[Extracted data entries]
####################

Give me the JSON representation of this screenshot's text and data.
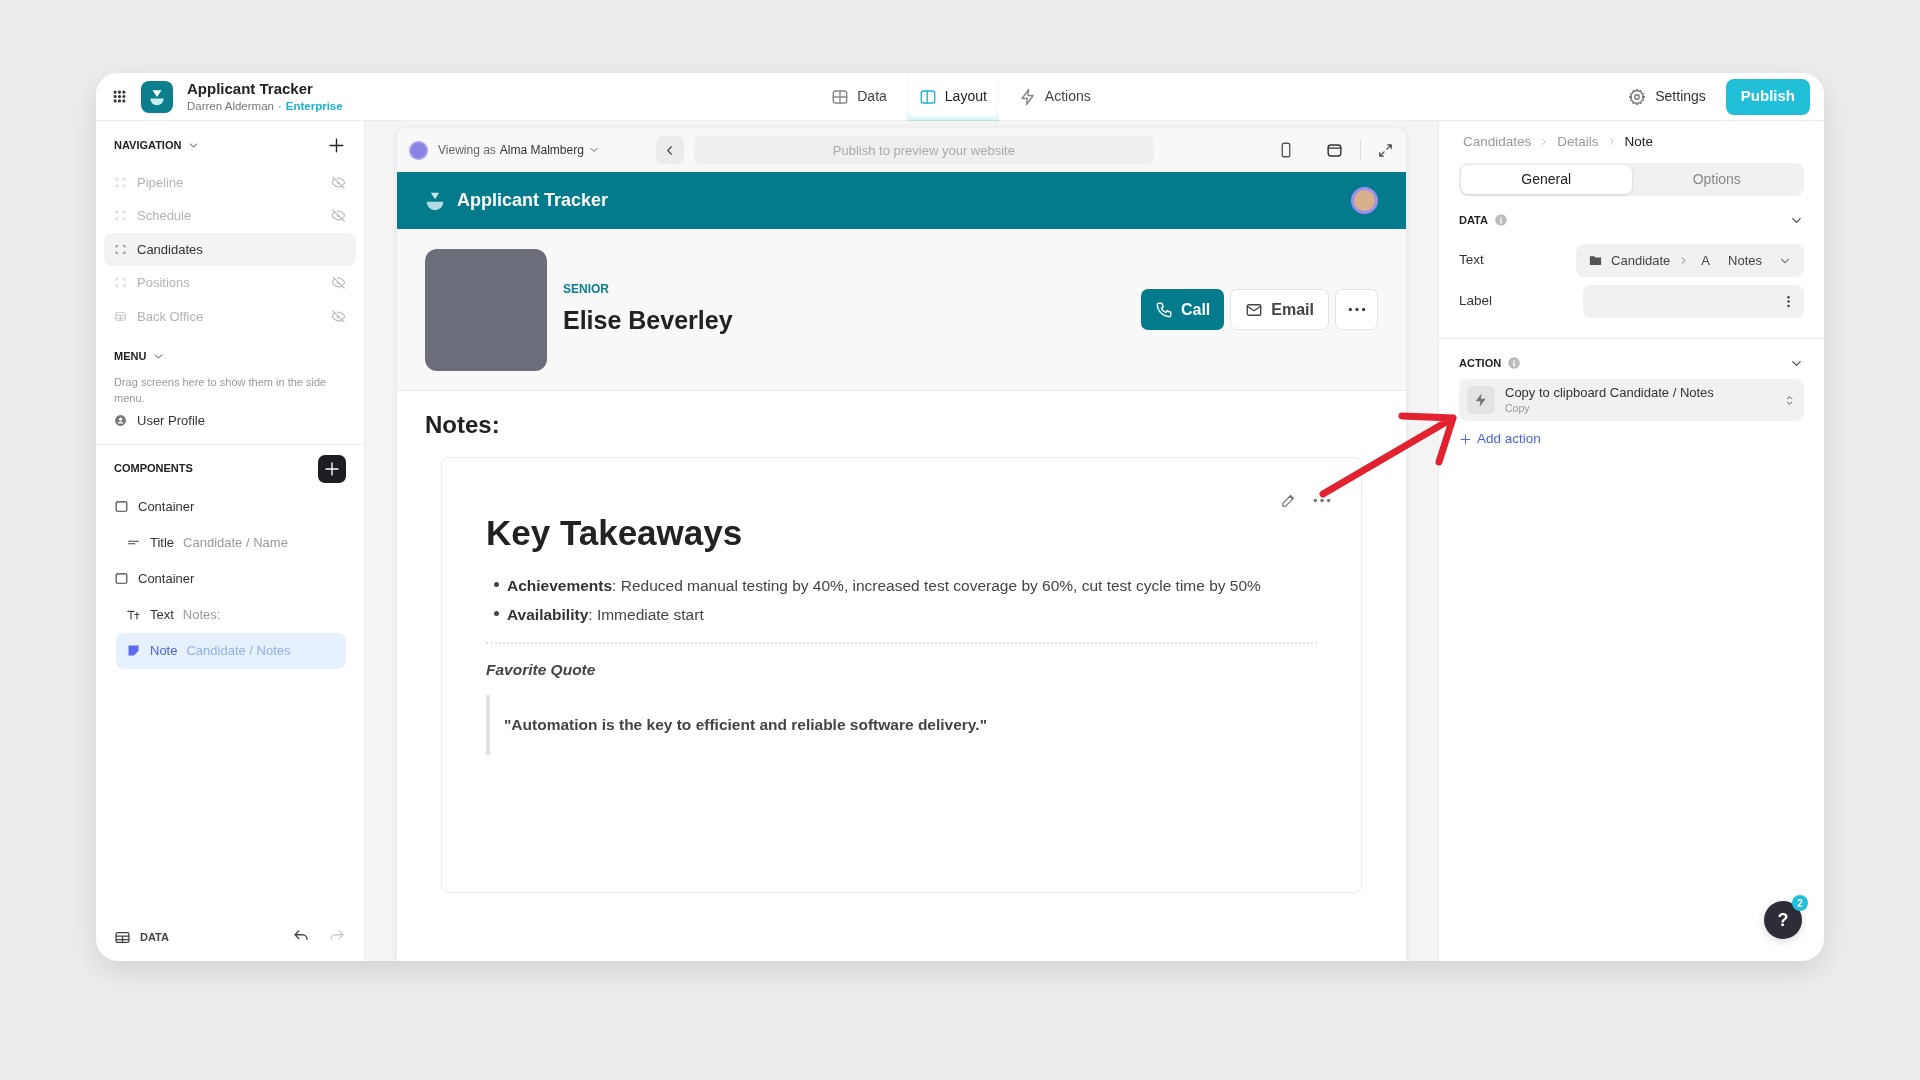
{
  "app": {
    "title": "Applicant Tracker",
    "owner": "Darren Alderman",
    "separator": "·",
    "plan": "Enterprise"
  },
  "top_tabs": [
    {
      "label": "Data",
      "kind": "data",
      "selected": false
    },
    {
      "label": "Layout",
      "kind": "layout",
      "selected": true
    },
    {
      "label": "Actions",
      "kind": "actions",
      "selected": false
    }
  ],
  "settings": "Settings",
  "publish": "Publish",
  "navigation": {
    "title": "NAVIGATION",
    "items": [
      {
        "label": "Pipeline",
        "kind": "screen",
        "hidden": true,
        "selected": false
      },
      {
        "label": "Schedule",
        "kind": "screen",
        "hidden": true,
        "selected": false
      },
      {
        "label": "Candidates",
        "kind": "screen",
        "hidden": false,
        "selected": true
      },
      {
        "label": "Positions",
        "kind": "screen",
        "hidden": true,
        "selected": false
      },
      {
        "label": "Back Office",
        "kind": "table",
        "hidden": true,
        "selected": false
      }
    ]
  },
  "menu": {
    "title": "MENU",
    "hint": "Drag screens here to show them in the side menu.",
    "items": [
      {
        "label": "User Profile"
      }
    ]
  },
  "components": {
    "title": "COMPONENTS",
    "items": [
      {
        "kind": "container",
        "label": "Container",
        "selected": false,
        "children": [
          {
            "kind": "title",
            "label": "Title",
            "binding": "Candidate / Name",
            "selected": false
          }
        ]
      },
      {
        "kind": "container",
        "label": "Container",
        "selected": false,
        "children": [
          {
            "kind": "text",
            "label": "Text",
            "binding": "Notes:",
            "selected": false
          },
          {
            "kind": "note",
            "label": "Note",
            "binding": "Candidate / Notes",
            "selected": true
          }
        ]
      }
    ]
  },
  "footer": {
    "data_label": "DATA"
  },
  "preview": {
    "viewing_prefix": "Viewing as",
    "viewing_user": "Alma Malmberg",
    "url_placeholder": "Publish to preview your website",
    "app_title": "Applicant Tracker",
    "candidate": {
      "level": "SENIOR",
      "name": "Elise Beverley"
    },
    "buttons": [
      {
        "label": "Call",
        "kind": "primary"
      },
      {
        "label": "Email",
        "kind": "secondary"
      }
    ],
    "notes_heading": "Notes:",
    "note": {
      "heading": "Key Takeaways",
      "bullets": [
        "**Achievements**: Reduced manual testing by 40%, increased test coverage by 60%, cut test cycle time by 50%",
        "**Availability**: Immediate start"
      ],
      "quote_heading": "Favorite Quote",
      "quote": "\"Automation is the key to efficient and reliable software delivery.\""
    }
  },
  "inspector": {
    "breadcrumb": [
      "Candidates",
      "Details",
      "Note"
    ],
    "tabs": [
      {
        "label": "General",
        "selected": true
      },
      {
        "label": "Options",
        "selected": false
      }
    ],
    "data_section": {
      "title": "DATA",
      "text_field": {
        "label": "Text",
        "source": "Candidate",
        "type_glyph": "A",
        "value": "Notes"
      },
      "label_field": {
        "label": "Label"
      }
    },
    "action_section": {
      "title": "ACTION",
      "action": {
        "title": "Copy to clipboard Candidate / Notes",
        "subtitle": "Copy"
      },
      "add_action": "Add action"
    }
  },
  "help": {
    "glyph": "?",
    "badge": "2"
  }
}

####################

YOUR OBJECTIVE. Look through the listing and extract every line with "binding" in it.

OUTPUT.
            "binding": "Candidate / Name",
            "binding": "Notes:",
            "binding": "Candidate / Notes",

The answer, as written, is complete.